▶ Required task:
Filter this material down to the lines that hold "Services", copying each one.

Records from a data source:
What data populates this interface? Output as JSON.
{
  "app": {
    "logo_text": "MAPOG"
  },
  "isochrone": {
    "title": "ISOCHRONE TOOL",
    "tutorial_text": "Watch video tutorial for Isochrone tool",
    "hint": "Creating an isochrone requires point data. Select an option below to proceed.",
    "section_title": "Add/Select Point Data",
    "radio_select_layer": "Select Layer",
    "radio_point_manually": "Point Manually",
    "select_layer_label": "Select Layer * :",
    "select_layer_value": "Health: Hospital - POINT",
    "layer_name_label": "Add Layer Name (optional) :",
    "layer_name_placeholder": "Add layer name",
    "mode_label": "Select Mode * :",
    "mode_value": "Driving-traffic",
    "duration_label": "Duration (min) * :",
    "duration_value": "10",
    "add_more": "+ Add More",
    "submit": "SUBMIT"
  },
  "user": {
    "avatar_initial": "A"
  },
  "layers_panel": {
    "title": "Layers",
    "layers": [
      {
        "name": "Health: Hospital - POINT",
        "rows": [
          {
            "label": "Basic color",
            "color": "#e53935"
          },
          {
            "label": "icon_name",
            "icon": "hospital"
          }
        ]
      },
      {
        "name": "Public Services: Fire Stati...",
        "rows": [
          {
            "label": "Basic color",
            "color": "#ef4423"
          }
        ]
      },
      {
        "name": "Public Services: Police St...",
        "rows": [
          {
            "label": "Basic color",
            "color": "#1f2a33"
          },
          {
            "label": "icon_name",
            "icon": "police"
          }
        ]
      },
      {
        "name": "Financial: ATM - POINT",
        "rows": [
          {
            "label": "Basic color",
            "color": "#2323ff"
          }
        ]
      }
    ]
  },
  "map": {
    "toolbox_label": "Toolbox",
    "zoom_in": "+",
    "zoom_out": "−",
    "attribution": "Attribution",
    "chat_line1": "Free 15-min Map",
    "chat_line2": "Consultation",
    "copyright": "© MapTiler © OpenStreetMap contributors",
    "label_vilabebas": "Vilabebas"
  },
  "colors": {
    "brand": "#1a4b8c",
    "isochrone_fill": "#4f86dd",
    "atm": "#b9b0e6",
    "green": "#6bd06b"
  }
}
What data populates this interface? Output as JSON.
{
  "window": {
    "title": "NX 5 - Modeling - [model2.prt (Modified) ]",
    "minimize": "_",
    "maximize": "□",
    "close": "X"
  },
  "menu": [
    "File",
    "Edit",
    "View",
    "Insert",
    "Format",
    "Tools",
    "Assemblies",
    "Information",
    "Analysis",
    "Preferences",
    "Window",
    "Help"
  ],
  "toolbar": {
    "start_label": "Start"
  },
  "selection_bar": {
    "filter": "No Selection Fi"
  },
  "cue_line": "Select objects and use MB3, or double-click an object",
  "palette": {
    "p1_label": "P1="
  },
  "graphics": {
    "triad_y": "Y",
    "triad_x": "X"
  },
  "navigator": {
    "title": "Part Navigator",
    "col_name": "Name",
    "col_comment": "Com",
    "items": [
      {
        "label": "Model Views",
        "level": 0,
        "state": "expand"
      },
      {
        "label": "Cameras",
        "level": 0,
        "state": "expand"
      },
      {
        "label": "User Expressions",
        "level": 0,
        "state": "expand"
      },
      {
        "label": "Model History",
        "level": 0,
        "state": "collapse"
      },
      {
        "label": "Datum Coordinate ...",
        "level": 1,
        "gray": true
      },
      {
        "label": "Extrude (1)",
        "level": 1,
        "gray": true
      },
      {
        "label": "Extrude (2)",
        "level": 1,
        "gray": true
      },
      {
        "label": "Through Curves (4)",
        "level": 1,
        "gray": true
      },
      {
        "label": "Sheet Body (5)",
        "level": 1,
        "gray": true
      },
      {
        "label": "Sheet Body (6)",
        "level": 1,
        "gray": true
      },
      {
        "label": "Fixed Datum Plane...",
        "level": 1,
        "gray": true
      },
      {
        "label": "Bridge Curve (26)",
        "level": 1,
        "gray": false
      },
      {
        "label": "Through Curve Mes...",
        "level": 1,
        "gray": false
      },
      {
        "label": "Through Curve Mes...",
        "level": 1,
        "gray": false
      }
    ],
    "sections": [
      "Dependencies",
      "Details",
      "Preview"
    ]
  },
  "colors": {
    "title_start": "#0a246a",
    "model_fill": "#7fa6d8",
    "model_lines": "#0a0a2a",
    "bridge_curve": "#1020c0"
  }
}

▶ Complete answer:
        "name": "Public Services: Fire Stati...",
        "name": "Public Services: Police St...",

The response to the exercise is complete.